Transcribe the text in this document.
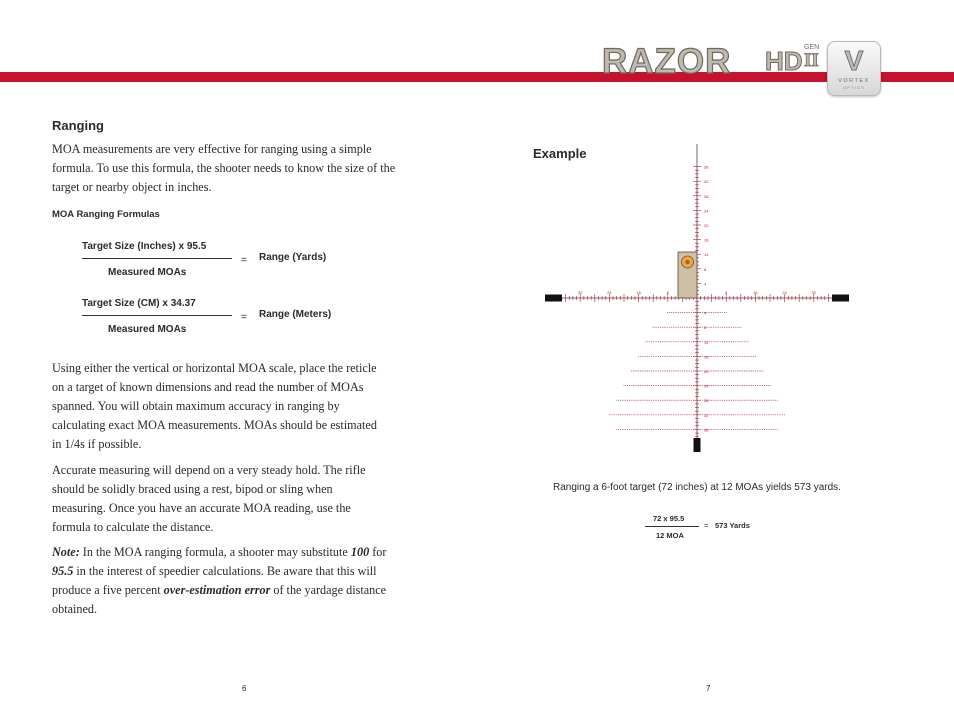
RAZOR HD GEN
II V
VORTEX
OPTICS
Ranging
MOA measurements are very effective for ranging using a simple formula. To use this formula, the shooter needs to know the size of the target or nearby object in inches.
MOA Ranging Formulas
Target Size (Inches) x 95.5
Measured MOAs
= Range (Yards)
Target Size (CM) x 34.37
Measured MOAs
= Range (Meters)
Using either the vertical or horizontal MOA scale, place the reticle on a target of known dimensions and read the number of MOAs spanned. You will obtain maximum accuracy in ranging by calculating exact MOA measurements. MOAs should be estimated in 1/4s if possible.
Accurate measuring will depend on a very steady hold. The rifle should be solidly braced using a rest, bipod or sling when measuring. Once you have an accurate MOA reading, use the formula to calculate the distance.
Note: In the MOA ranging formula, a shooter may substitute 100 for 95.5 in the interest of speedier calculations. Be aware that this will produce a five percent over-estimation error of the yardage distance obtained.
6
Example
4
8
12
16
20
24
28
32
36
4
8
12
16
20
24
28
32
36
8
16
24
32	8	16	24	32
Ranging a 6-foot target (72 inches) at 12 MOAs yields 573 yards.
72 x 95.5
12 MOA
= 573 Yards
7
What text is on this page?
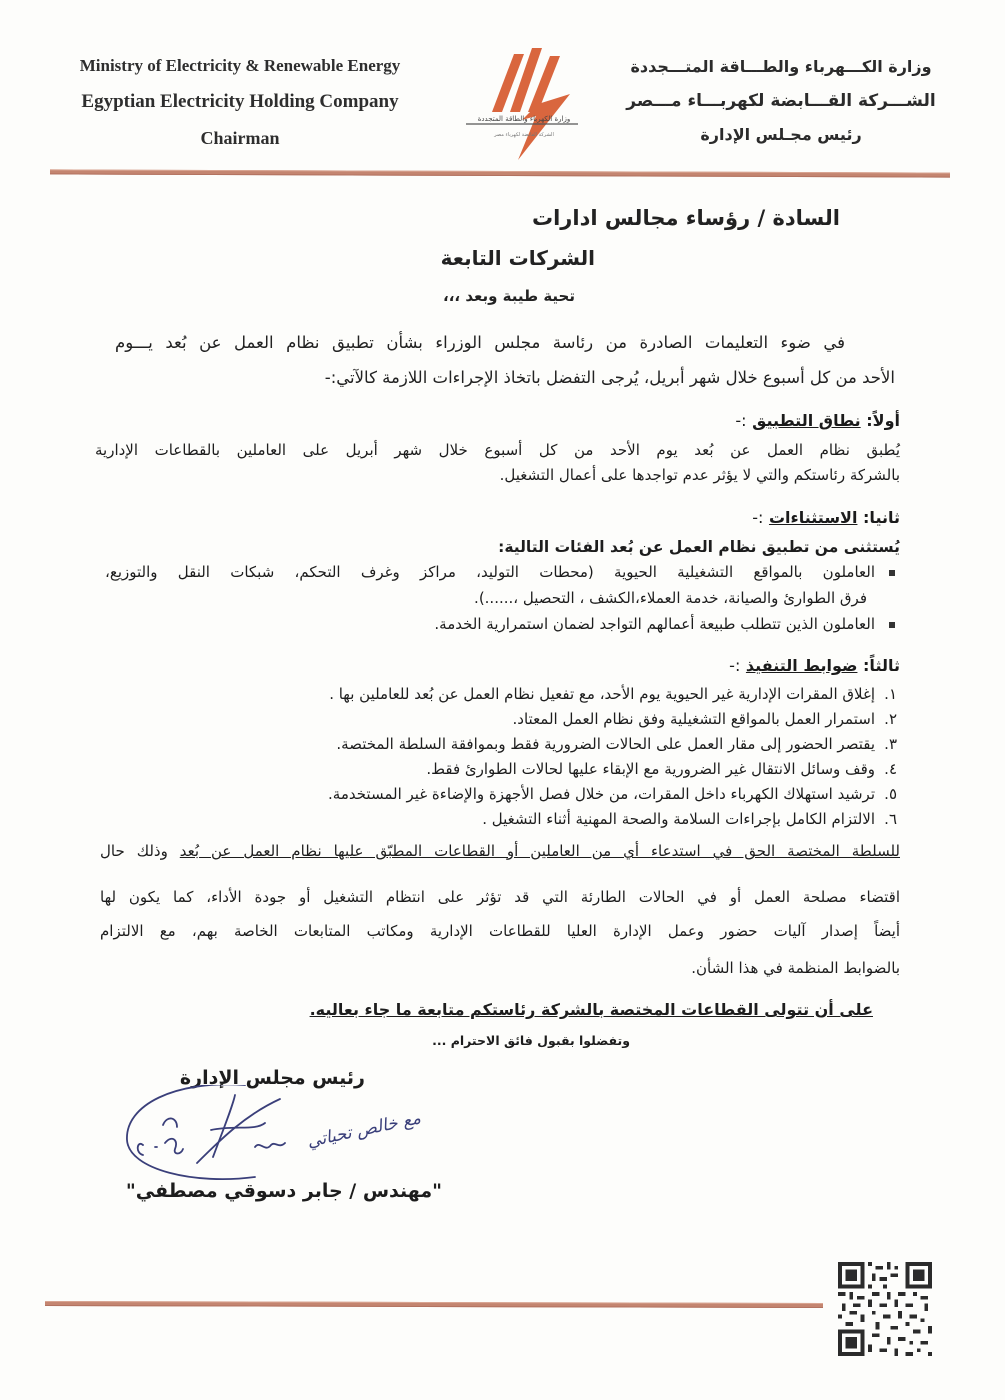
Ministry of Electricity & Renewable Energy
Egyptian Electricity Holding Company
Chairman
وزارة الكهرباء والطاقة المتجددة
الشركة القابضة لكهرباء مصر
وزارة الكـــهرباء والطـــاقة المتـــجددة
الشـــركة القـــابضة لكهربـــاء مـــصر
رئيس مجـلس الإدارة
السادة / رؤساء مجالس ادارات
الشركات التابعة
تحية طيبة وبعد ،،،
في ضوء التعليمات الصادرة من رئاسة مجلس الوزراء بشأن تطبيق نظام العمل عن بُعد يـــوم
الأحد من كل أسبوع خلال شهر أبريل، يُرجى التفضل باتخاذ الإجراءات اللازمة كالآتي:-
أولاً: نطاق التطبيق :-
يُطبق نظام العمل عن بُعد يوم الأحد من كل أسبوع خلال شهر أبريل على العاملين بالقطاعات الإدارية
بالشركة رئاستكم والتي لا يؤثر عدم تواجدها على أعمال التشغيل.
ثانيا: الاستثناءات :-
يُستثنى من تطبيق نظام العمل عن بُعد الفئات التالية:
العاملون بالمواقع التشغيلية الحيوية (محطات التوليد، مراكز وغرف التحكم، شبكات النقل والتوزيع،
فرق الطوارئ والصيانة، خدمة العملاء،الكشف ، التحصيل ،......).
العاملون الذين تتطلب طبيعة أعمالهم التواجد لضمان استمرارية الخدمة.
ثالثاً: ضوابط التنفيذ :-
١.إغلاق المقرات الإدارية غير الحيوية يوم الأحد، مع تفعيل نظام العمل عن بُعد للعاملين بها .
٢.استمرار العمل بالمواقع التشغيلية وفق نظام العمل المعتاد.
٣.يقتصر الحضور إلى مقار العمل على الحالات الضرورية فقط وبموافقة السلطة المختصة.
٤.وقف وسائل الانتقال غير الضرورية مع الإبقاء عليها لحالات الطوارئ فقط.
٥.ترشيد استهلاك الكهرباء داخل المقرات، من خلال فصل الأجهزة والإضاءة غير المستخدمة.
٦.الالتزام الكامل بإجراءات السلامة والصحة المهنية أثناء التشغيل .
للسلطة المختصة الحق في استدعاء أي من العاملين أو القطاعات المطبّق عليها نظام العمل عن بُعد وذلك حال
اقتضاء مصلحة العمل أو في الحالات الطارئة التي قد تؤثر على انتظام التشغيل أو جودة الأداء، كما يكون لها
أيضاً إصدار آليات حضور وعمل الإدارة العليا للقطاعات الإدارية ومكاتب المتابعات الخاصة بهم، مع الالتزام
بالضوابط المنظمة في هذا الشأن.
على أن تتولى القطاعات المختصة بالشركة رئاستكم متابعة ما جاء بعاليه.
وتفضلوا بقبول فائق الاحترام ...
رئيس مجلس الإدارة
مع خالص تحياتي
"مهندس / جابر دسوقي مصطفي"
========
→ Requirements: Repeat the material above verbatim. Leave the pictures behind.

→ Full solution:
Transcribe the text in this document.
RAZOR HD GEN
II V
VORTEX
OPTICS
Ranging
MOA measurements are very effective for ranging using a simple formula. To use this formula, the shooter needs to know the size of the target or nearby object in inches.
MOA Ranging Formulas
Target Size (Inches) x 95.5
Measured MOAs
= Range (Yards)
Target Size (CM) x 34.37
Measured MOAs
= Range (Meters)
Using either the vertical or horizontal MOA scale, place the reticle on a target of known dimensions and read the number of MOAs spanned. You will obtain maximum accuracy in ranging by calculating exact MOA measurements. MOAs should be estimated in 1/4s if possible.
Accurate measuring will depend on a very steady hold. The rifle should be solidly braced using a rest, bipod or sling when measuring. Once you have an accurate MOA reading, use the formula to calculate the distance.
Note: In the MOA ranging formula, a shooter may substitute 100 for 95.5 in the interest of speedier calculations. Be aware that this will produce a five percent over-estimation error of the yardage distance obtained.
6
Example
4
8
12
16
20
24
28
32
36
4
8
12
16
20
24
28
32
36
8
16
24
32	8	16	24	32
Ranging a 6-foot target (72 inches) at 12 MOAs yields 573 yards.
72 x 95.5
12 MOA
= 573 Yards
7
What text is on this page?
Ministry of Electricity & Renewable Energy
Egyptian Electricity Holding Company
Chairman
وزارة الكهرباء والطاقة المتجددة
الشركة القابضة لكهرباء مصر
وزارة الكـــهرباء والطـــاقة المتـــجددة
الشـــركة القـــابضة لكهربـــاء مـــصر
رئيس مجـلس الإدارة
السادة / رؤساء مجالس ادارات
الشركات التابعة
تحية طيبة وبعد ،،،
في ضوء التعليمات الصادرة من رئاسة مجلس الوزراء بشأن تطبيق نظام العمل عن بُعد يـــوم
الأحد من كل أسبوع خلال شهر أبريل، يُرجى التفضل باتخاذ الإجراءات اللازمة كالآتي:-
أولاً: نطاق التطبيق :-
يُطبق نظام العمل عن بُعد يوم الأحد من كل أسبوع خلال شهر أبريل على العاملين بالقطاعات الإدارية
بالشركة رئاستكم والتي لا يؤثر عدم تواجدها على أعمال التشغيل.
ثانيا: الاستثناءات :-
يُستثنى من تطبيق نظام العمل عن بُعد الفئات التالية:
العاملون بالمواقع التشغيلية الحيوية (محطات التوليد، مراكز وغرف التحكم، شبكات النقل والتوزيع،
فرق الطوارئ والصيانة، خدمة العملاء،الكشف ، التحصيل ،......).
العاملون الذين تتطلب طبيعة أعمالهم التواجد لضمان استمرارية الخدمة.
ثالثاً: ضوابط التنفيذ :-
١.إغلاق المقرات الإدارية غير الحيوية يوم الأحد، مع تفعيل نظام العمل عن بُعد للعاملين بها .
٢.استمرار العمل بالمواقع التشغيلية وفق نظام العمل المعتاد.
٣.يقتصر الحضور إلى مقار العمل على الحالات الضرورية فقط وبموافقة السلطة المختصة.
٤.وقف وسائل الانتقال غير الضرورية مع الإبقاء عليها لحالات الطوارئ فقط.
٥.ترشيد استهلاك الكهرباء داخل المقرات، من خلال فصل الأجهزة والإضاءة غير المستخدمة.
٦.الالتزام الكامل بإجراءات السلامة والصحة المهنية أثناء التشغيل .
للسلطة المختصة الحق في استدعاء أي من العاملين أو القطاعات المطبّق عليها نظام العمل عن بُعد وذلك حال
اقتضاء مصلحة العمل أو في الحالات الطارئة التي قد تؤثر على انتظام التشغيل أو جودة الأداء، كما يكون لها
أيضاً إصدار آليات حضور وعمل الإدارة العليا للقطاعات الإدارية ومكاتب المتابعات الخاصة بهم، مع الالتزام
بالضوابط المنظمة في هذا الشأن.
على أن تتولى القطاعات المختصة بالشركة رئاستكم متابعة ما جاء بعاليه.
وتفضلوا بقبول فائق الاحترام ...
رئيس مجلس الإدارة
مع خالص تحياتي
"مهندس / جابر دسوقي مصطفي"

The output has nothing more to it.